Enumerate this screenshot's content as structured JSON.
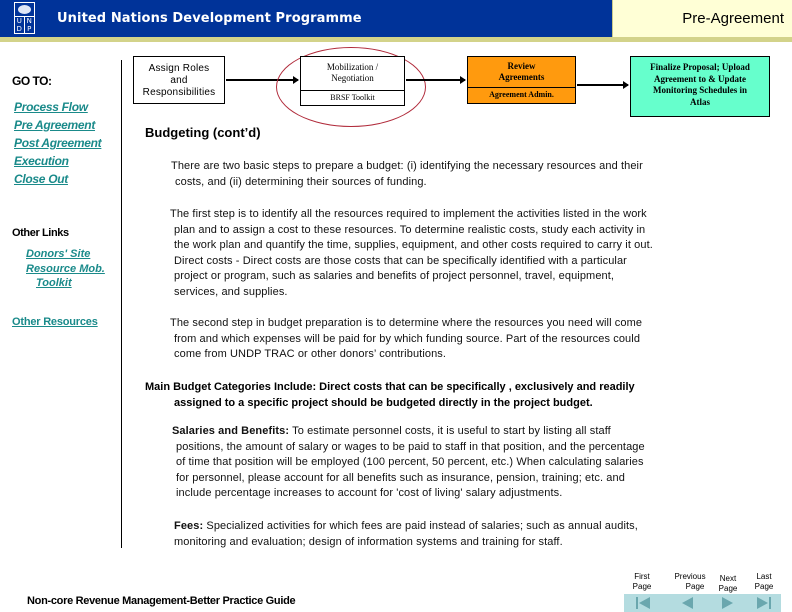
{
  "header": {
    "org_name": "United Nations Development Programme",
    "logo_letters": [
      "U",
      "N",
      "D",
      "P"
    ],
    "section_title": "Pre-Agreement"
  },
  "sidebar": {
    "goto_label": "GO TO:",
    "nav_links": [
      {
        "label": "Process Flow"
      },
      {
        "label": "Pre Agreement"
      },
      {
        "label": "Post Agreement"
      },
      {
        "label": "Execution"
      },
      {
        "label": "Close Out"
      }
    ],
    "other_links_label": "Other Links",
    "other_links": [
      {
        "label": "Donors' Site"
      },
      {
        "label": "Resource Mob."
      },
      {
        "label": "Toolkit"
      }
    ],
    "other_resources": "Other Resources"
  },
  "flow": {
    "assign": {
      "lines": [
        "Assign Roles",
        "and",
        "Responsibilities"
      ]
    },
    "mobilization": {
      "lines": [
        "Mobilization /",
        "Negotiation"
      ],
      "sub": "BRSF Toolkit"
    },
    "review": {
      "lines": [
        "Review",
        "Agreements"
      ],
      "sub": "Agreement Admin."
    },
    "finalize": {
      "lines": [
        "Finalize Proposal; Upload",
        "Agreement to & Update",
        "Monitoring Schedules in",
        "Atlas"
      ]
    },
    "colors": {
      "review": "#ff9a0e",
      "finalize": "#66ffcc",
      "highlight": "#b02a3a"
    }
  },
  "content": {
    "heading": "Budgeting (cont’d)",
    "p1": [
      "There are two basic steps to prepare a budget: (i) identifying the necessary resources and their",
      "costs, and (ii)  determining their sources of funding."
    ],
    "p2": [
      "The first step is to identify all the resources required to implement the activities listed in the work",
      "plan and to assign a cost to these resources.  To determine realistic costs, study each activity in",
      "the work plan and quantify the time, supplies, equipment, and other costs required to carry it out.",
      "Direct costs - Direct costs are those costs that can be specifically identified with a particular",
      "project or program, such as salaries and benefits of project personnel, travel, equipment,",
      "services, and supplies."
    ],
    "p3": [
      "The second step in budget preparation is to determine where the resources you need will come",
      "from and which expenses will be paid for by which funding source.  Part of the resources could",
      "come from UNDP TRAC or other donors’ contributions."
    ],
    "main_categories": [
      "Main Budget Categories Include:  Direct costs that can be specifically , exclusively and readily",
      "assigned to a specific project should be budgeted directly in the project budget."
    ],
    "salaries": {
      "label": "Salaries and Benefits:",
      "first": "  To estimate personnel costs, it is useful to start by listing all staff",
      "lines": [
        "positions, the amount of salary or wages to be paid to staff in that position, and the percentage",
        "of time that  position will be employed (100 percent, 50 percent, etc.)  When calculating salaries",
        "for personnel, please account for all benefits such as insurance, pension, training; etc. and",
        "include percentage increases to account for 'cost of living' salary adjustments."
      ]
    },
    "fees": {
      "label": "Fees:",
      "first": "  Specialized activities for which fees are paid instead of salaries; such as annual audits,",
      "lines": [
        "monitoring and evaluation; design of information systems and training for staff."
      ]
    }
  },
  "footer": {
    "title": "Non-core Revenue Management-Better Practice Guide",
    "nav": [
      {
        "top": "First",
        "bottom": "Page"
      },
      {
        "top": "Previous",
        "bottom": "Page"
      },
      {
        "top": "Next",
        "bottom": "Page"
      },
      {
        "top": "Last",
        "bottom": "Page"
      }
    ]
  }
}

====

PROMPT: The records above are to be reproduced exactly; the pictures are to be left out.

ANSWER:
Enumerate this screenshot's content as structured JSON.
{
  "header": {
    "org_name": "United Nations Development Programme",
    "logo_letters": [
      "U",
      "N",
      "D",
      "P"
    ],
    "section_title": "Pre-Agreement"
  },
  "sidebar": {
    "goto_label": "GO TO:",
    "nav_links": [
      {
        "label": "Process Flow"
      },
      {
        "label": "Pre Agreement"
      },
      {
        "label": "Post Agreement"
      },
      {
        "label": "Execution"
      },
      {
        "label": "Close Out"
      }
    ],
    "other_links_label": "Other Links",
    "other_links": [
      {
        "label": "Donors' Site"
      },
      {
        "label": "Resource Mob."
      },
      {
        "label": "Toolkit"
      }
    ],
    "other_resources": "Other Resources"
  },
  "flow": {
    "assign": {
      "lines": [
        "Assign Roles",
        "and",
        "Responsibilities"
      ]
    },
    "mobilization": {
      "lines": [
        "Mobilization /",
        "Negotiation"
      ],
      "sub": "BRSF Toolkit"
    },
    "review": {
      "lines": [
        "Review",
        "Agreements"
      ],
      "sub": "Agreement Admin."
    },
    "finalize": {
      "lines": [
        "Finalize Proposal; Upload",
        "Agreement to & Update",
        "Monitoring Schedules in",
        "Atlas"
      ]
    },
    "colors": {
      "review": "#ff9a0e",
      "finalize": "#66ffcc",
      "highlight": "#b02a3a"
    }
  },
  "content": {
    "heading": "Budgeting (cont’d)",
    "p1": [
      "There are two basic steps to prepare a budget: (i) identifying the necessary resources and their",
      "costs, and (ii)  determining their sources of funding."
    ],
    "p2": [
      "The first step is to identify all the resources required to implement the activities listed in the work",
      "plan and to assign a cost to these resources.  To determine realistic costs, study each activity in",
      "the work plan and quantify the time, supplies, equipment, and other costs required to carry it out.",
      "Direct costs - Direct costs are those costs that can be specifically identified with a particular",
      "project or program, such as salaries and benefits of project personnel, travel, equipment,",
      "services, and supplies."
    ],
    "p3": [
      "The second step in budget preparation is to determine where the resources you need will come",
      "from and which expenses will be paid for by which funding source.  Part of the resources could",
      "come from UNDP TRAC or other donors’ contributions."
    ],
    "main_categories": [
      "Main Budget Categories Include:  Direct costs that can be specifically , exclusively and readily",
      "assigned to a specific project should be budgeted directly in the project budget."
    ],
    "salaries": {
      "label": "Salaries and Benefits:",
      "first": "  To estimate personnel costs, it is useful to start by listing all staff",
      "lines": [
        "positions, the amount of salary or wages to be paid to staff in that position, and the percentage",
        "of time that  position will be employed (100 percent, 50 percent, etc.)  When calculating salaries",
        "for personnel, please account for all benefits such as insurance, pension, training; etc. and",
        "include percentage increases to account for 'cost of living' salary adjustments."
      ]
    },
    "fees": {
      "label": "Fees:",
      "first": "  Specialized activities for which fees are paid instead of salaries; such as annual audits,",
      "lines": [
        "monitoring and evaluation; design of information systems and training for staff."
      ]
    }
  },
  "footer": {
    "title": "Non-core Revenue Management-Better Practice Guide",
    "nav": [
      {
        "top": "First",
        "bottom": "Page"
      },
      {
        "top": "Previous",
        "bottom": "Page"
      },
      {
        "top": "Next",
        "bottom": "Page"
      },
      {
        "top": "Last",
        "bottom": "Page"
      }
    ]
  }
}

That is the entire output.